• _WHAT IS NEEDED_
Pick out each line containing the string "Charge".

• _MATERIAL_
· · ·

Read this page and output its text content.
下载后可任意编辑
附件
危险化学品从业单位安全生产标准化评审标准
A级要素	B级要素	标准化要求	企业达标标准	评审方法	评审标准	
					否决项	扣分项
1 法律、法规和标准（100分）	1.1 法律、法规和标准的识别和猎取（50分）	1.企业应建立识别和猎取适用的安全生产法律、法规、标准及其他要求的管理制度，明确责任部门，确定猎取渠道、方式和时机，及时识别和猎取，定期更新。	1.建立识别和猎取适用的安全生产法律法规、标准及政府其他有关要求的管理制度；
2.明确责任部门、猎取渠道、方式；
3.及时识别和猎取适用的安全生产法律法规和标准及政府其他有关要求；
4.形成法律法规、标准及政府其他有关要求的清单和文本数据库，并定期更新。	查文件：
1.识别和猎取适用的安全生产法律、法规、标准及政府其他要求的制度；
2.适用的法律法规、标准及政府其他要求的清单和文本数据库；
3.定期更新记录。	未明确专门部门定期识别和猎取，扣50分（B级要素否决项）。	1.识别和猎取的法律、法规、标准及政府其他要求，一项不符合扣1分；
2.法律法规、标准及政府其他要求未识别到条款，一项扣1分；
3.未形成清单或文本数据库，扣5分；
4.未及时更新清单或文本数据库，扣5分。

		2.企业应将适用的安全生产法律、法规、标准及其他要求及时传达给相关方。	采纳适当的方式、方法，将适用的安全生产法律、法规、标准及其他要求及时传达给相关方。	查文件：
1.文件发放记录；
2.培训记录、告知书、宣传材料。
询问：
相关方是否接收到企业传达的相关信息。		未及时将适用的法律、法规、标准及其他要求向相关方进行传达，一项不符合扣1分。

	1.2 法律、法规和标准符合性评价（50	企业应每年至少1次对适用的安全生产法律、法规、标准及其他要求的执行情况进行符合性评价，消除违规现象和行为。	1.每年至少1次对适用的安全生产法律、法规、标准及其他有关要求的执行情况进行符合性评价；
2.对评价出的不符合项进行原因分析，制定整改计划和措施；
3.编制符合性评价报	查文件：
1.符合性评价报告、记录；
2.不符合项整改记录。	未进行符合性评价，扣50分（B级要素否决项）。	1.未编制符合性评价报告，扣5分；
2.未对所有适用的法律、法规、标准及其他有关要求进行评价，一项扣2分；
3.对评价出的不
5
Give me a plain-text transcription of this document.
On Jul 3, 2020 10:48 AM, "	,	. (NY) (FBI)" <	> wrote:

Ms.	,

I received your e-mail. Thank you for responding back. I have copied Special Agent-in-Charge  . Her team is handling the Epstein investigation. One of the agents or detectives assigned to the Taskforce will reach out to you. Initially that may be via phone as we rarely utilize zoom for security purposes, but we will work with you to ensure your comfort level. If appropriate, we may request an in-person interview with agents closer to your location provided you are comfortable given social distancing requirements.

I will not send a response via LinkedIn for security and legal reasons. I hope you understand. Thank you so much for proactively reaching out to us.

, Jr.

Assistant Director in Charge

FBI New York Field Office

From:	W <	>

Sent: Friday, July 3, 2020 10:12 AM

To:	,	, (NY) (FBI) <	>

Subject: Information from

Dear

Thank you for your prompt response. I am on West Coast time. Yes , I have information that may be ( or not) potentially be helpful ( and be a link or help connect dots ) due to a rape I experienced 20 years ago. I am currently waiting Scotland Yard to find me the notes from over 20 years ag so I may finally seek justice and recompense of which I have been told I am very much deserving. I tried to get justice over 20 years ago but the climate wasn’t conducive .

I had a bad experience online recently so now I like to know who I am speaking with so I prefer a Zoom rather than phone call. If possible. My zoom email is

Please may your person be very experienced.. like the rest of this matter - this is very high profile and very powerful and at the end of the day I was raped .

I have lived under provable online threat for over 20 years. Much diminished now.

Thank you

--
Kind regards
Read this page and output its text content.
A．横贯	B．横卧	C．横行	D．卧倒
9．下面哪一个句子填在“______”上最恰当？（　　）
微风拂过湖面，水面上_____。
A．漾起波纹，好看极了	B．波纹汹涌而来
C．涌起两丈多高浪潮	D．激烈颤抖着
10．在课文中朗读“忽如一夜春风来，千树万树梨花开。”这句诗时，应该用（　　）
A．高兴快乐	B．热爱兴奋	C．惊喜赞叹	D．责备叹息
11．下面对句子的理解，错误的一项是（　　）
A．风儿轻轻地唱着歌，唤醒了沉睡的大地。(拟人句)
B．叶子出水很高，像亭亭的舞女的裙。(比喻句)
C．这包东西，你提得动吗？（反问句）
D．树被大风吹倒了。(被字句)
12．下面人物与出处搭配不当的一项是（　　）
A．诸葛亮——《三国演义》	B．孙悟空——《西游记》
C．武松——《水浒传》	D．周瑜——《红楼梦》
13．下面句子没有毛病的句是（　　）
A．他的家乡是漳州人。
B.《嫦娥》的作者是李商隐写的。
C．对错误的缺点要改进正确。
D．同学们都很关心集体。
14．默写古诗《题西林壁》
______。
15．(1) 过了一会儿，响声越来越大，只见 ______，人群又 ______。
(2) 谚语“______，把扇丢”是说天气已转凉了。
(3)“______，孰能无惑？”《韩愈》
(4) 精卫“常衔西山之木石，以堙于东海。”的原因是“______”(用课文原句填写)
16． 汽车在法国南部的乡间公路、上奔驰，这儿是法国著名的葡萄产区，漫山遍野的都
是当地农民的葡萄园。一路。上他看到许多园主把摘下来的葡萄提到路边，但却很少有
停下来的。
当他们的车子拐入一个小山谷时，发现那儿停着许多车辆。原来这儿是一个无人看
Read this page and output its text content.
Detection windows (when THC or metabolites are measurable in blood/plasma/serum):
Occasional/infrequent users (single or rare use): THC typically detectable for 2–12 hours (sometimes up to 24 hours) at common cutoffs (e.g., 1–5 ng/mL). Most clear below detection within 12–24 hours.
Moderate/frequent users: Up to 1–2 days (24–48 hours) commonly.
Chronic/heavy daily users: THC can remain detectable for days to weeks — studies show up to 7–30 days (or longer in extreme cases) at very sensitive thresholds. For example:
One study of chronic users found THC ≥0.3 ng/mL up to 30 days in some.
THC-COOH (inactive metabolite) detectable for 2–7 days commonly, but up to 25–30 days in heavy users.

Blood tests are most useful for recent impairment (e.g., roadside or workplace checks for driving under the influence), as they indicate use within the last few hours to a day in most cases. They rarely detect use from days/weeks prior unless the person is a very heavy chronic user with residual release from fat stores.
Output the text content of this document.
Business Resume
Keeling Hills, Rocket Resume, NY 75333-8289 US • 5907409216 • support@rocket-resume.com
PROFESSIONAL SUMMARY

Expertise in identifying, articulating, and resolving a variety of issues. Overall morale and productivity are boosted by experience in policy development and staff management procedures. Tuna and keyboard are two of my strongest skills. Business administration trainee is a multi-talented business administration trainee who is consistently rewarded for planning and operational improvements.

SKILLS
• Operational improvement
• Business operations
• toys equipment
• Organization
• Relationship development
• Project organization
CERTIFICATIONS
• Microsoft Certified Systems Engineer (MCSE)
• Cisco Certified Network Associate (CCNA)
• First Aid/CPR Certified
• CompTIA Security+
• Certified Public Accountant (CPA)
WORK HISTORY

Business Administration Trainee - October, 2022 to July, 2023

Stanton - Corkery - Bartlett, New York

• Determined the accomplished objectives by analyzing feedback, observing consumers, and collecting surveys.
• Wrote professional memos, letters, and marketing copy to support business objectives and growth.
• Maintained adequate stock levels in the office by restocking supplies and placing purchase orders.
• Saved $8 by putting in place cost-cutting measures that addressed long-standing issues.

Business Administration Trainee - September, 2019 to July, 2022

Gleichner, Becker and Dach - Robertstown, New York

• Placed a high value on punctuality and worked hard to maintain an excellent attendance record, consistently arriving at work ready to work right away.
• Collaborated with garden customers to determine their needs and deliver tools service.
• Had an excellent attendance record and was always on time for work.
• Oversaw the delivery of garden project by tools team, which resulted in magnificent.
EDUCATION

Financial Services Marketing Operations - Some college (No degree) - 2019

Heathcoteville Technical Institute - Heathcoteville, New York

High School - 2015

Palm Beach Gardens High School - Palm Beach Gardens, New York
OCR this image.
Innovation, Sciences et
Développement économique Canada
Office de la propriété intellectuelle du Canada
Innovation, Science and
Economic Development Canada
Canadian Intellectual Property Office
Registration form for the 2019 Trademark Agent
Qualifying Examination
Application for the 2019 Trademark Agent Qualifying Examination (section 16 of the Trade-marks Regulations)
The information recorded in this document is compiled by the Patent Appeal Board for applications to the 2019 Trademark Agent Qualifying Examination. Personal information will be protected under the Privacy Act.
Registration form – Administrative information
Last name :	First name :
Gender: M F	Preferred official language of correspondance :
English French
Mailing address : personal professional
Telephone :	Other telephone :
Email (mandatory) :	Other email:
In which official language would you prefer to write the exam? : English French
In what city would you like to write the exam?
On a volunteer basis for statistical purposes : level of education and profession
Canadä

· · ·

• _ANSWER FOR THIS EXERCISE_
I received your e-mail. Thank you for responding back. I have copied Special Agent-in-Charge  . Her team is handling the Epstein investigation. One of the agents or detectives assigned to the Taskforce will reach out to you. Initially that may be via phone as we rarely utilize zoom for security purposes, but we will work with you to ensure your comfort level. If appropriate, we may request an in-person interview with agents closer to your location provided you are comfortable given social distancing requirements.
Assistant Director in Charge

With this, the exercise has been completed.